-- START OF LISTED RECORDS --

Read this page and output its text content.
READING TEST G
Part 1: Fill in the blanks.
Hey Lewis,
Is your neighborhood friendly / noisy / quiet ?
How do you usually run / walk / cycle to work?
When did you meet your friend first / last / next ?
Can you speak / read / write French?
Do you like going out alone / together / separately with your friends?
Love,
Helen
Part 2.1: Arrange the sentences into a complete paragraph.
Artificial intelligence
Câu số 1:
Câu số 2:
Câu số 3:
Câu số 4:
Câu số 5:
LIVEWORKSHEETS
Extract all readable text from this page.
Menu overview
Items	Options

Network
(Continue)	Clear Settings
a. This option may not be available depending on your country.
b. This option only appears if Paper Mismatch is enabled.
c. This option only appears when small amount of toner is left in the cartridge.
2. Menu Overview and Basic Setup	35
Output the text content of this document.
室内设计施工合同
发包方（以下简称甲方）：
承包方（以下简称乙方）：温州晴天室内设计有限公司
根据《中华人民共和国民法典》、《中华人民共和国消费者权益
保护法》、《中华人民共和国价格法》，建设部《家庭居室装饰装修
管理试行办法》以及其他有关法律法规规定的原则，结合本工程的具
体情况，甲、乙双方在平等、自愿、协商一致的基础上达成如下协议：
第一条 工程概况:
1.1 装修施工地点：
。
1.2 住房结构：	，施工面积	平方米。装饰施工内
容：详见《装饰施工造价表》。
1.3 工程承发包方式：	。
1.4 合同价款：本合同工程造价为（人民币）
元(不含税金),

-- END OF LISTED RECORDS --

EXERCISE REQUIREMENTS | Copy out the full listing exactly.

RESULT |
Read this page and output its text content.
READING TEST G
Part 1: Fill in the blanks.
Hey Lewis,
Is your neighborhood friendly / noisy / quiet ?
How do you usually run / walk / cycle to work?
When did you meet your friend first / last / next ?
Can you speak / read / write French?
Do you like going out alone / together / separately with your friends?
Love,
Helen
Part 2.1: Arrange the sentences into a complete paragraph.
Artificial intelligence
Câu số 1:
Câu số 2:
Câu số 3:
Câu số 4:
Câu số 5:
LIVEWORKSHEETS
Extract all readable text from this page.
Menu overview
Items	Options

Network
(Continue)	Clear Settings
a. This option may not be available depending on your country.
b. This option only appears if Paper Mismatch is enabled.
c. This option only appears when small amount of toner is left in the cartridge.
2. Menu Overview and Basic Setup	35
Output the text content of this document.
室内设计施工合同
发包方（以下简称甲方）：
承包方（以下简称乙方）：温州晴天室内设计有限公司
根据《中华人民共和国民法典》、《中华人民共和国消费者权益
保护法》、《中华人民共和国价格法》，建设部《家庭居室装饰装修
管理试行办法》以及其他有关法律法规规定的原则，结合本工程的具
体情况，甲、乙双方在平等、自愿、协商一致的基础上达成如下协议：
第一条 工程概况:
1.1 装修施工地点：
。
1.2 住房结构：	，施工面积	平方米。装饰施工内
容：详见《装饰施工造价表》。
1.3 工程承发包方式：	。
1.4 合同价款：本合同工程造价为（人民币）
元(不含税金),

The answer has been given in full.